▶ Task prompt: Across the listing below, count the lines that mention the string "said". Reply with the figure only.

▶ Material to process:
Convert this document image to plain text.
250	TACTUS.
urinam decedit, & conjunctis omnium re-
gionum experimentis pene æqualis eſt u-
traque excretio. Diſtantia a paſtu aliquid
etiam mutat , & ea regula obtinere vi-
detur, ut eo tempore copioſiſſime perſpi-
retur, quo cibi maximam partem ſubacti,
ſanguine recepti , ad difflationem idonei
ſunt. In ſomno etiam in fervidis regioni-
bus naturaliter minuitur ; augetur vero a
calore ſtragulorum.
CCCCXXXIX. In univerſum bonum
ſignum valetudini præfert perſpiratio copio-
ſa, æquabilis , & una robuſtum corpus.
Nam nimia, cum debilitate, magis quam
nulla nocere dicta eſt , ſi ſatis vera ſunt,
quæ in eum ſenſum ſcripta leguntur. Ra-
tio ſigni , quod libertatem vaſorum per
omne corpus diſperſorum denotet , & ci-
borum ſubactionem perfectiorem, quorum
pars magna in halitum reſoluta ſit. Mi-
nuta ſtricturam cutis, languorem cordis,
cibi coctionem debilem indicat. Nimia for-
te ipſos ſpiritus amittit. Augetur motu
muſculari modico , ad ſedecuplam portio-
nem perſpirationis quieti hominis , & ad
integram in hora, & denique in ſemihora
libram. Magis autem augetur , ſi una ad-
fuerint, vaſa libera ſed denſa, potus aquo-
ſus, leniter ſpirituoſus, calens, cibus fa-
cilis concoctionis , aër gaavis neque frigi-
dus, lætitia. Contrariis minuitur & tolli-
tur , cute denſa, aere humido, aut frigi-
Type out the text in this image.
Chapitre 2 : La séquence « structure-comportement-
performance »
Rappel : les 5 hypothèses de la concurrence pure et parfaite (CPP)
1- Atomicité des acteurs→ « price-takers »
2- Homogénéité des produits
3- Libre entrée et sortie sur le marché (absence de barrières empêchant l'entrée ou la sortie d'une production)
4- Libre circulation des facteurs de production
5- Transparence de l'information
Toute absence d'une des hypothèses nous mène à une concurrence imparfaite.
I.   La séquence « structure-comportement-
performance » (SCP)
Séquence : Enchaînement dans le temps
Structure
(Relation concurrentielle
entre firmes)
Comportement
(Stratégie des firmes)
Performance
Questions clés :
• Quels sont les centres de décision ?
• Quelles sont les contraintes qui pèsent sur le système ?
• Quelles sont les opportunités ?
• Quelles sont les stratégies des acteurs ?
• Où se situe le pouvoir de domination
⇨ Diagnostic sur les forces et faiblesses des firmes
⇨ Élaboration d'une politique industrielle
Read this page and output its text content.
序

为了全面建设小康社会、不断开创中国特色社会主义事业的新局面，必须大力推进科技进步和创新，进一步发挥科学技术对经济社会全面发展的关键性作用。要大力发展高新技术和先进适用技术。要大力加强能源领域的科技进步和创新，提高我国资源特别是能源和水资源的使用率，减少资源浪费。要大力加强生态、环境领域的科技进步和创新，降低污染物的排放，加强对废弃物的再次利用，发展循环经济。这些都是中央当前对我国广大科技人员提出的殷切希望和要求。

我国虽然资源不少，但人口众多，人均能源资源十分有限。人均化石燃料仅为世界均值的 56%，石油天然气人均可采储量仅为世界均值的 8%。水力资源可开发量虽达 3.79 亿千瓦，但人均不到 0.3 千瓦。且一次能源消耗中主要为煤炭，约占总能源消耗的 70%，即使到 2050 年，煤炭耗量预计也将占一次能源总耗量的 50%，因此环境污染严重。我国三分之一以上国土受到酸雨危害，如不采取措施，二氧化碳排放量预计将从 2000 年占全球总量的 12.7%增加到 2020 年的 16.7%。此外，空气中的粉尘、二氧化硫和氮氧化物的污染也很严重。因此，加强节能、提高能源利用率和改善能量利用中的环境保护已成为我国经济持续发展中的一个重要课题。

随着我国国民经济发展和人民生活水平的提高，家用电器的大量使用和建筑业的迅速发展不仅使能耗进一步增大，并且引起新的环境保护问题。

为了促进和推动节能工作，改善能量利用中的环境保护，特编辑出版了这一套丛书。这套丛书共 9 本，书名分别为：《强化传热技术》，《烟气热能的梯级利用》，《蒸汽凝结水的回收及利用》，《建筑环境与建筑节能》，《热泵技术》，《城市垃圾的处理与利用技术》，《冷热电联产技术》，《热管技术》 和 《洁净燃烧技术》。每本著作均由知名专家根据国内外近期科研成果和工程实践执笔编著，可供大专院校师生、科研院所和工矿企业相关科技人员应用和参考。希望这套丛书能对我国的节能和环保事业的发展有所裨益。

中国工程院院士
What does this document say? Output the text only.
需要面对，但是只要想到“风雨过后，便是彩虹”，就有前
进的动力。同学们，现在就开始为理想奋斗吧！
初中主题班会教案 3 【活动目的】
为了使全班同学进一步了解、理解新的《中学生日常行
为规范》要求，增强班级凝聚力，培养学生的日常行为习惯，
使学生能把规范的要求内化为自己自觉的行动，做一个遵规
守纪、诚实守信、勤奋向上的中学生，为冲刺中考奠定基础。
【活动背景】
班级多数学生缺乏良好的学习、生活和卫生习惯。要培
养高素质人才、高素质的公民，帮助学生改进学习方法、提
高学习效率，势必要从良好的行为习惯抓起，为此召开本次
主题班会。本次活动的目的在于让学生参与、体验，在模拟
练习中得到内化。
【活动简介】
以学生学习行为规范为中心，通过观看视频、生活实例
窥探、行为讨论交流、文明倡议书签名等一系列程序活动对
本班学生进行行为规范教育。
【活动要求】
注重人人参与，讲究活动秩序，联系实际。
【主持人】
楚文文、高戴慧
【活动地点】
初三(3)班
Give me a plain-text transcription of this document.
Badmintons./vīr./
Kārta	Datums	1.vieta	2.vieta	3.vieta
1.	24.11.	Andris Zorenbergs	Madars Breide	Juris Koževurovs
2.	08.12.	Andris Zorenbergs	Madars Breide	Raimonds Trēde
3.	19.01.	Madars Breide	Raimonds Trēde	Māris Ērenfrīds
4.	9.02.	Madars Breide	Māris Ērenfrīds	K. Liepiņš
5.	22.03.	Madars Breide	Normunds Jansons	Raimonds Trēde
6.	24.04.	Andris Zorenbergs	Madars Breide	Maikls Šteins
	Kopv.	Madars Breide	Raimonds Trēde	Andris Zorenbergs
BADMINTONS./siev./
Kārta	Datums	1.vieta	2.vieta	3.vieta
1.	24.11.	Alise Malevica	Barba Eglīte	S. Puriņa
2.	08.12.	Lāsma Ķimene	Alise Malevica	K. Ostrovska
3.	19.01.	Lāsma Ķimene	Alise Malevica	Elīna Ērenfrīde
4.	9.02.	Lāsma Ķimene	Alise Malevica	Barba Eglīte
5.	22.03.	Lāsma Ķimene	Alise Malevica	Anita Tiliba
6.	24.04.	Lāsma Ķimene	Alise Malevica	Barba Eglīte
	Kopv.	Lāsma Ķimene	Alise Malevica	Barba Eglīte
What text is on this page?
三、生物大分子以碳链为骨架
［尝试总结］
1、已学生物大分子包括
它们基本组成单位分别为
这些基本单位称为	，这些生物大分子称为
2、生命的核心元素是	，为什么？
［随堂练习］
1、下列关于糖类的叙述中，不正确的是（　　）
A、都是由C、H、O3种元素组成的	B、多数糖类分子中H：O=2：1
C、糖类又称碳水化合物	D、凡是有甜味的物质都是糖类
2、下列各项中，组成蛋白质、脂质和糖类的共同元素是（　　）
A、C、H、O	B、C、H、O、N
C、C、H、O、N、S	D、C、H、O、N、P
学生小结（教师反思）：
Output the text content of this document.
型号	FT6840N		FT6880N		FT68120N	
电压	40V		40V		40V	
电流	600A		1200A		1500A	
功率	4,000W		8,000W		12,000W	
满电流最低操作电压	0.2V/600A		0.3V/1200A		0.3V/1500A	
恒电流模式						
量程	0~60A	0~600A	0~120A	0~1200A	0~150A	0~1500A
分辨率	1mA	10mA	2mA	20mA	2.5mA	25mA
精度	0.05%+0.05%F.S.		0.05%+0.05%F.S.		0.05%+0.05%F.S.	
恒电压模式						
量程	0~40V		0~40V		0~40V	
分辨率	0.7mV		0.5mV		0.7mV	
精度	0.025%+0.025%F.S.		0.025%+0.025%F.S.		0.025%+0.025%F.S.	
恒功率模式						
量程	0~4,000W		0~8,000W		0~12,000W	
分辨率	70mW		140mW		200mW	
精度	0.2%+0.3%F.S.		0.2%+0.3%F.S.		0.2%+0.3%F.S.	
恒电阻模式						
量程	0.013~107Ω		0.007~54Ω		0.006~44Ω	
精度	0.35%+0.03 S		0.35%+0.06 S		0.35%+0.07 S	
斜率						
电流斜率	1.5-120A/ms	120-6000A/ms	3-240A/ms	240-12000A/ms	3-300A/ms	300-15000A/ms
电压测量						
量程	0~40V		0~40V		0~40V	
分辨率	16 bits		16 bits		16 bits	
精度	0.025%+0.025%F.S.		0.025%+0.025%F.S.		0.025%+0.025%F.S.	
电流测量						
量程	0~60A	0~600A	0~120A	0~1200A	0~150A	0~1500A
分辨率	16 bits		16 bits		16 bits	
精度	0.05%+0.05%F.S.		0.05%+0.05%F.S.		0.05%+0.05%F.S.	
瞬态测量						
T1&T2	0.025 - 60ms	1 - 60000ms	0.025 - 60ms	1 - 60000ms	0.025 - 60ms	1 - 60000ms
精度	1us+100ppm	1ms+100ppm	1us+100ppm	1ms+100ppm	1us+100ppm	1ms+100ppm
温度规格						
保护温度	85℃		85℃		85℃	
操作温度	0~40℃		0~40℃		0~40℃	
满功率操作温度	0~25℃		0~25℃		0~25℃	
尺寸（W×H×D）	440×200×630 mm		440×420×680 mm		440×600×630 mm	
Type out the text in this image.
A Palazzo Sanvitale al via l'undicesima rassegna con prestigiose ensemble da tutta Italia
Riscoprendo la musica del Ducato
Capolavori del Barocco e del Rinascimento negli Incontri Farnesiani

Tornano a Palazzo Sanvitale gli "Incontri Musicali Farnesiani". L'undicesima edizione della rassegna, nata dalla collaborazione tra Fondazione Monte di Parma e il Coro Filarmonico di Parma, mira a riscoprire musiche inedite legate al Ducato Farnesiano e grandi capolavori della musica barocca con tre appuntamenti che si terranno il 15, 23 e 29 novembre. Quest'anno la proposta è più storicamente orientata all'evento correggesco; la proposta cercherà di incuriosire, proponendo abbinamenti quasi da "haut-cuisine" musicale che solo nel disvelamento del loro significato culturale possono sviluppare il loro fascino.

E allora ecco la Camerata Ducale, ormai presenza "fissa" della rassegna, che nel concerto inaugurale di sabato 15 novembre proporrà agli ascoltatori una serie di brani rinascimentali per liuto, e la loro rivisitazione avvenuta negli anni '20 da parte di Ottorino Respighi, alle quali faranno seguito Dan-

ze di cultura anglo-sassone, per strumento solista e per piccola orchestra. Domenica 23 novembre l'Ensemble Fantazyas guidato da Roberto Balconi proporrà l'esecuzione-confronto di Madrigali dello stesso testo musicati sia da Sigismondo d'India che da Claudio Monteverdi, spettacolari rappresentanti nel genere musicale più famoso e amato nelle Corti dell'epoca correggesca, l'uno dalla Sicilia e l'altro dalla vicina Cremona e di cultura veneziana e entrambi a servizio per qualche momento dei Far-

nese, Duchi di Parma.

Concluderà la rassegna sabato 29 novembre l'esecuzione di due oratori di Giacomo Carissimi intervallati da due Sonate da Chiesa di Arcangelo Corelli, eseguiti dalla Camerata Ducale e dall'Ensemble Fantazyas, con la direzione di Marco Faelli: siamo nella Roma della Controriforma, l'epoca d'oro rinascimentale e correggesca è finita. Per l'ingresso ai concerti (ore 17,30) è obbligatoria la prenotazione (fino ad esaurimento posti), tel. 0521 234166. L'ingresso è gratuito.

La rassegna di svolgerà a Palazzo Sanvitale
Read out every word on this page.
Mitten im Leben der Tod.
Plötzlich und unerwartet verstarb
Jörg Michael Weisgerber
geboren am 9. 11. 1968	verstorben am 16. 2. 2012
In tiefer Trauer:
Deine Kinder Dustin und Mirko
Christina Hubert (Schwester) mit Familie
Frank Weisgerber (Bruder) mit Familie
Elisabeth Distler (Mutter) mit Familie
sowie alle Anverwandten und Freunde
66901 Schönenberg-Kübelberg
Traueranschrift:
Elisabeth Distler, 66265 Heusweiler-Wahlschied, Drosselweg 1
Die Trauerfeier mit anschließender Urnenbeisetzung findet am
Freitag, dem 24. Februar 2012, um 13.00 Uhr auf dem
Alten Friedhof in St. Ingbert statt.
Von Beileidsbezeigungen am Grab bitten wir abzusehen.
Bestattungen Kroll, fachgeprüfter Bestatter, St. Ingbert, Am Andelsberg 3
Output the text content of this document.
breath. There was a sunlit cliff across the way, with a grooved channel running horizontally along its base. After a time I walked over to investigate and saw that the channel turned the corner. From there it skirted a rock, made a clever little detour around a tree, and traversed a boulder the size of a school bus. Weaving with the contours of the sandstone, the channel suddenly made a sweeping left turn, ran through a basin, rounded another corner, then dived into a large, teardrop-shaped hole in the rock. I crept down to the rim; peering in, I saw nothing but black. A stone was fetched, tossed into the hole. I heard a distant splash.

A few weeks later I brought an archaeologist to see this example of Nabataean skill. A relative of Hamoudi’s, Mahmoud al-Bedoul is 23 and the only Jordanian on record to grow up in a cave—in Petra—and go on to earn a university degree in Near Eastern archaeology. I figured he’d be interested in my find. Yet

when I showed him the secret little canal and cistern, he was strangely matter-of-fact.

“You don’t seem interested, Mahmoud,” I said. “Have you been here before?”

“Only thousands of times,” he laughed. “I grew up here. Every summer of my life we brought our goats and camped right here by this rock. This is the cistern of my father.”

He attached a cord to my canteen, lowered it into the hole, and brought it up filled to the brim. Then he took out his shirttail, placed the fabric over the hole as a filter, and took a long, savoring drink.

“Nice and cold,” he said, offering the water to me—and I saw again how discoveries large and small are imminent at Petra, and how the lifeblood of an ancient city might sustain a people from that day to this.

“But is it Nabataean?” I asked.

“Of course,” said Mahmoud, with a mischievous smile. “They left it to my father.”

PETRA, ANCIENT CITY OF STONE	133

▶ Task solution: 3